▸ RECORD LIST

■ ■ ■ ■

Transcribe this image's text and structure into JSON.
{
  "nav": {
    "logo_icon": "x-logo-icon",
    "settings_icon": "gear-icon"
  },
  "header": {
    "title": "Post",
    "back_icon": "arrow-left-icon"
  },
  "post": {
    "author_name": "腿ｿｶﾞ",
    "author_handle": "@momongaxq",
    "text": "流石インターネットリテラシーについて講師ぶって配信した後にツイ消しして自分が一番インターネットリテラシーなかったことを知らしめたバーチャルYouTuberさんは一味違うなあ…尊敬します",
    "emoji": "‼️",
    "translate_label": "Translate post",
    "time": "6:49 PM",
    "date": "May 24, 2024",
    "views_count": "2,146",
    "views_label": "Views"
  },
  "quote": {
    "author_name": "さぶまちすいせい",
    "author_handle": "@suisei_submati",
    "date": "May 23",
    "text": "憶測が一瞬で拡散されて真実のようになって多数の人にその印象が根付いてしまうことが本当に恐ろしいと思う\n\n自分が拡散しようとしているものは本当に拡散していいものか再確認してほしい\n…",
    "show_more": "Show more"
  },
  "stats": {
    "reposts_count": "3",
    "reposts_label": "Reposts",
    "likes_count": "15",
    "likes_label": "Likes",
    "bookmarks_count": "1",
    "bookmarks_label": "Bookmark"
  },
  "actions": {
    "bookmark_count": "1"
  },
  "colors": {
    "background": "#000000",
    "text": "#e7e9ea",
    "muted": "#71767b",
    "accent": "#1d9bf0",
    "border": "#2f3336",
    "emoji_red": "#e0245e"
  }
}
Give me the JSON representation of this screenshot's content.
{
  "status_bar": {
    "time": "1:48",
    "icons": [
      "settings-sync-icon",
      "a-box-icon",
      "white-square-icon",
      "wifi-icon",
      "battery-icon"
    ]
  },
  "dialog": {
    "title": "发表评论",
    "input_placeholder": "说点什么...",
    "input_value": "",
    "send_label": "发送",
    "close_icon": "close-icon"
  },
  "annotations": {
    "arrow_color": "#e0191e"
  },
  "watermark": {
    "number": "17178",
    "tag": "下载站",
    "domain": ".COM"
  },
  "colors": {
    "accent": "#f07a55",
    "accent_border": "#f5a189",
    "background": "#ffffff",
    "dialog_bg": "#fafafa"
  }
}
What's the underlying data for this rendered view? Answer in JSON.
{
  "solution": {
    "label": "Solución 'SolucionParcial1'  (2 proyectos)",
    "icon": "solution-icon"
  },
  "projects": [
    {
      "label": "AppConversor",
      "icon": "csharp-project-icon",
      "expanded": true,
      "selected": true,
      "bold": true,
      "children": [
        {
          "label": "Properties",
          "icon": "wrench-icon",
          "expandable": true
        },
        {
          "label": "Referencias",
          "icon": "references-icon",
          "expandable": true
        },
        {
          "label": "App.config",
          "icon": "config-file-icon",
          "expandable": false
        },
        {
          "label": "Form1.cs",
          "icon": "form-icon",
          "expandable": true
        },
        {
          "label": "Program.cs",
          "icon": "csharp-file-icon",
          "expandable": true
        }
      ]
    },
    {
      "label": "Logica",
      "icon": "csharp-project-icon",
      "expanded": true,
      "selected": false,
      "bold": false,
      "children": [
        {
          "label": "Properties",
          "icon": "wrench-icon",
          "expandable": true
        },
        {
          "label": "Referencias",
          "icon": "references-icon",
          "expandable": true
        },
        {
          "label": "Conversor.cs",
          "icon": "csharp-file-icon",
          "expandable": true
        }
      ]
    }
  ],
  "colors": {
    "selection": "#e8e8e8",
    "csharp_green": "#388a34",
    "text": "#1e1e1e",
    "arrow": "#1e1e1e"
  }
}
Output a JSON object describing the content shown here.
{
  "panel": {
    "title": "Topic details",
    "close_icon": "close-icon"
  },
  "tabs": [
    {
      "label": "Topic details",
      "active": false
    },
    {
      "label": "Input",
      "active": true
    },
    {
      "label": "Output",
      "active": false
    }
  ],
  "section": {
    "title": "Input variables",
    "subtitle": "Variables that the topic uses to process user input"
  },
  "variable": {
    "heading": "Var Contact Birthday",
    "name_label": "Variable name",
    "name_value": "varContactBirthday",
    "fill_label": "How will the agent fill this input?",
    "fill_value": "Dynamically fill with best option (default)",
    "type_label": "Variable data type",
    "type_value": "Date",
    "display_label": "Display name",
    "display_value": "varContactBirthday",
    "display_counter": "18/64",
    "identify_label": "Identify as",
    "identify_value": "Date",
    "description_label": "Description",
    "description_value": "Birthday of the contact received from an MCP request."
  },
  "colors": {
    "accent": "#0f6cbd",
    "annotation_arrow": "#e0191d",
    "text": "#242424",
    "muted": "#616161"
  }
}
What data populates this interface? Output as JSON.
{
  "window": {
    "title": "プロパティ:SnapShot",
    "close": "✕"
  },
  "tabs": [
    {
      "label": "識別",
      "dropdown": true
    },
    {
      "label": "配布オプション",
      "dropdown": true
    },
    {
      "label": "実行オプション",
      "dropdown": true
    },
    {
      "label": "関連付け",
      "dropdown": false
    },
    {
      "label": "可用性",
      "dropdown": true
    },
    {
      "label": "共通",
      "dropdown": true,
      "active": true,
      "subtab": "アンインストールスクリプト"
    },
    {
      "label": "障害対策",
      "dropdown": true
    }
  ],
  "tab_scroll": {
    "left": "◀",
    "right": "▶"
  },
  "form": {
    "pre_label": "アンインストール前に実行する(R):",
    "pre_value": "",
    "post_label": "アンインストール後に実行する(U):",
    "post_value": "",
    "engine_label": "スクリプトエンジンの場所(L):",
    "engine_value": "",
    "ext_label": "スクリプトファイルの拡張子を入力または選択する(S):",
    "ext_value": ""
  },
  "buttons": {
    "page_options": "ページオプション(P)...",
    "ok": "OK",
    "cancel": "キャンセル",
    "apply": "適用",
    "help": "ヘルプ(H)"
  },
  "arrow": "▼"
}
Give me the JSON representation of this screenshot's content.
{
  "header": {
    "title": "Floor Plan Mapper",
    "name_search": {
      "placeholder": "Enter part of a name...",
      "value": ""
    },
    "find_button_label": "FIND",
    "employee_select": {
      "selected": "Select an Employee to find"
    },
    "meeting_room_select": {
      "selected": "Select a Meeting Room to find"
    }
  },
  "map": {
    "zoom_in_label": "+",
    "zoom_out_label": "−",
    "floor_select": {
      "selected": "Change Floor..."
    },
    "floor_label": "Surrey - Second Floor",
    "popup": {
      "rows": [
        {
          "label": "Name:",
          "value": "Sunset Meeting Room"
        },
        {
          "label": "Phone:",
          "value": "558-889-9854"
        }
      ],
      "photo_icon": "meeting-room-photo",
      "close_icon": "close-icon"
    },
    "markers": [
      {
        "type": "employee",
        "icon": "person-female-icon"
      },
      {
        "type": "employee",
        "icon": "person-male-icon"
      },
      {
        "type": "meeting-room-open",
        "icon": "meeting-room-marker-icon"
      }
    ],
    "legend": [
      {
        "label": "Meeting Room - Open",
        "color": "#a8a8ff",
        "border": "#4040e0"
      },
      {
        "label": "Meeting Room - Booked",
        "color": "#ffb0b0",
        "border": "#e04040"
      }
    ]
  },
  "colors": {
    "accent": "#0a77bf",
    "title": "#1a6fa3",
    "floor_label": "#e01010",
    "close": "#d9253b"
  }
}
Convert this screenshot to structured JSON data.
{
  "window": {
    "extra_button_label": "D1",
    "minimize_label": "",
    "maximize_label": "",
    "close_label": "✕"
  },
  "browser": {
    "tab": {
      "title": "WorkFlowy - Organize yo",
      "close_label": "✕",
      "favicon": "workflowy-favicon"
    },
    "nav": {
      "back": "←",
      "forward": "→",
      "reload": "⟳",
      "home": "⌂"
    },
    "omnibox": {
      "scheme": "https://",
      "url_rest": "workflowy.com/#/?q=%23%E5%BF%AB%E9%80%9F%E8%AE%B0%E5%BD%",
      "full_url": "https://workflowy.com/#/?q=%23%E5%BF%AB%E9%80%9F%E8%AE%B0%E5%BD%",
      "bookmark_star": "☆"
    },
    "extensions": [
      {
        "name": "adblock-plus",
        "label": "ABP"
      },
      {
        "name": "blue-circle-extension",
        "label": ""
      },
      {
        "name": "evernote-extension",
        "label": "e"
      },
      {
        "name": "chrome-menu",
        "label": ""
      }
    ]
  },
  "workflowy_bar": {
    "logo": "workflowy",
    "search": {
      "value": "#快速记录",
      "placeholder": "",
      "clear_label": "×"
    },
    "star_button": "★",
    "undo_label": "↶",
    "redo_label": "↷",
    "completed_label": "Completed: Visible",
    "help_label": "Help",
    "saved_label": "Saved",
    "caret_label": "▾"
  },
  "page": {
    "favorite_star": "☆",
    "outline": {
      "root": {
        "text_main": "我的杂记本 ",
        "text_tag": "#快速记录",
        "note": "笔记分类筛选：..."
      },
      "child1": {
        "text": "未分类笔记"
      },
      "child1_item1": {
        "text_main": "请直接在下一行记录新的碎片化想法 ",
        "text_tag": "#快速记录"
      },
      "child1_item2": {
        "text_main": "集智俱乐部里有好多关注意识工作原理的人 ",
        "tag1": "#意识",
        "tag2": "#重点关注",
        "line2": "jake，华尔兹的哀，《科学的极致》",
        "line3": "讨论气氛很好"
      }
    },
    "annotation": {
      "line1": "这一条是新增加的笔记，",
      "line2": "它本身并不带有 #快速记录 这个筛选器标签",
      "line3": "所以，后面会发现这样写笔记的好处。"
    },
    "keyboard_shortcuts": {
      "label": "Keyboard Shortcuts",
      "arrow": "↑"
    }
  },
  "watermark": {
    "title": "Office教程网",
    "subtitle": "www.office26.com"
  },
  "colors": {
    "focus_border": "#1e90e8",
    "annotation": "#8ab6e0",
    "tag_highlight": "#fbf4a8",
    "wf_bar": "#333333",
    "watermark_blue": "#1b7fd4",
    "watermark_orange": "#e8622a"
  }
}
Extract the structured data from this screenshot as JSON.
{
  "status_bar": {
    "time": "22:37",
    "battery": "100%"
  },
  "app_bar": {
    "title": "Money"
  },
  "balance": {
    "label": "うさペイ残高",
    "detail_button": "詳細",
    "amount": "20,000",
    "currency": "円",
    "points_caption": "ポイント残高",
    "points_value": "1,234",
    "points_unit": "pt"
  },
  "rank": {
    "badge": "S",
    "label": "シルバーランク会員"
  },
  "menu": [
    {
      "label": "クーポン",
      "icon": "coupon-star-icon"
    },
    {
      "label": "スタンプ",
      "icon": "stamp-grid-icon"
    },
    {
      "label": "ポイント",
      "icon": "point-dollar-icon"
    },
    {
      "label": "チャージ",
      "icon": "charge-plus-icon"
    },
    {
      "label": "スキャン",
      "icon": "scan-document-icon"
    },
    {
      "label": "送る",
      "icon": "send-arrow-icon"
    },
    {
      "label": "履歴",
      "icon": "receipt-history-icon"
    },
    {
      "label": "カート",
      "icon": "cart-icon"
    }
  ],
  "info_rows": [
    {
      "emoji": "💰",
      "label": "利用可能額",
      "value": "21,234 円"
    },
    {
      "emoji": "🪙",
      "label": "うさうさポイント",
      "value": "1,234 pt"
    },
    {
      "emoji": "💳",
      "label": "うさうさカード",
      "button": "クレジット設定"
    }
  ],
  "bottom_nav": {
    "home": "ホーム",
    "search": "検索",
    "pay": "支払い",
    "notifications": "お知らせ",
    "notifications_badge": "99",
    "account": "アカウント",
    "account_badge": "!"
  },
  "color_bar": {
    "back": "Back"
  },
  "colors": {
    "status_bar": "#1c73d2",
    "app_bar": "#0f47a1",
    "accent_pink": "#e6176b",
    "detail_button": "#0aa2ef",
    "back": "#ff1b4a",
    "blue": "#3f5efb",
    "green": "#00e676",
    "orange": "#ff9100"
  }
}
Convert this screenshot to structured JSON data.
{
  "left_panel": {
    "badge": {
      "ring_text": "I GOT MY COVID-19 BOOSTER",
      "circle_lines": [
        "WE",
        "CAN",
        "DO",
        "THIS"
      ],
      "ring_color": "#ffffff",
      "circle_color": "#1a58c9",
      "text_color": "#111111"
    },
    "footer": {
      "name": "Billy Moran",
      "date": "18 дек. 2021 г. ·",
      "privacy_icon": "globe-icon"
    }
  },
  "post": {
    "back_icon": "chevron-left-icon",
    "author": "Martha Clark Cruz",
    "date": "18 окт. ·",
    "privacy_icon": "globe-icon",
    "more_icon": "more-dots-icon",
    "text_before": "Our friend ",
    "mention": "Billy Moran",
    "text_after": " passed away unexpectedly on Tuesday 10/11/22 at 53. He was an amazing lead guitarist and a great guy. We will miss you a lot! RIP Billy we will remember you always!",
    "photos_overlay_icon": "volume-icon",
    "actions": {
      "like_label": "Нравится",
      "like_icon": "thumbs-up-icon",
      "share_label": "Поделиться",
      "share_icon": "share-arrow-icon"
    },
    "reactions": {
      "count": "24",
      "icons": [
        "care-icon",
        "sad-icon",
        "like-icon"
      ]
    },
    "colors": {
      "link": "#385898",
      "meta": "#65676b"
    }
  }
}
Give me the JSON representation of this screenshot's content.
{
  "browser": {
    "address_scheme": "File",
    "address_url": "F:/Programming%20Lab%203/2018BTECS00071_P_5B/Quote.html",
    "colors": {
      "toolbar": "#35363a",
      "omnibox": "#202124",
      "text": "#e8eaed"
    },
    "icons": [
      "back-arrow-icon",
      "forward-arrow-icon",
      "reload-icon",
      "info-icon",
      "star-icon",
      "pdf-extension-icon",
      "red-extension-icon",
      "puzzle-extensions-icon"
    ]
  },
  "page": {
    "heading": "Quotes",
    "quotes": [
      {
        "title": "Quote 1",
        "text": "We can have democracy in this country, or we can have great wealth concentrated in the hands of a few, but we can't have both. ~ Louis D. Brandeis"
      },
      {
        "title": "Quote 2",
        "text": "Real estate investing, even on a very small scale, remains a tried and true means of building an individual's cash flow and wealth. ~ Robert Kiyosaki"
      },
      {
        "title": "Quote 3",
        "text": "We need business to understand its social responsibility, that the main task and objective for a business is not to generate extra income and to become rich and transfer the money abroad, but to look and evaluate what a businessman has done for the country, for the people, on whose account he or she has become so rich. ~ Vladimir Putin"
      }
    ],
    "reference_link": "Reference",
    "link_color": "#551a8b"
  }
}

■ ■ ■ ■

▸ REQUIRED WORK
Gather all lines from the listing above in which "logo" occurs.

▸ SOLUTION TO THIS EXERCISE
    "logo_icon": "x-logo-icon",
    "logo": "workflowy",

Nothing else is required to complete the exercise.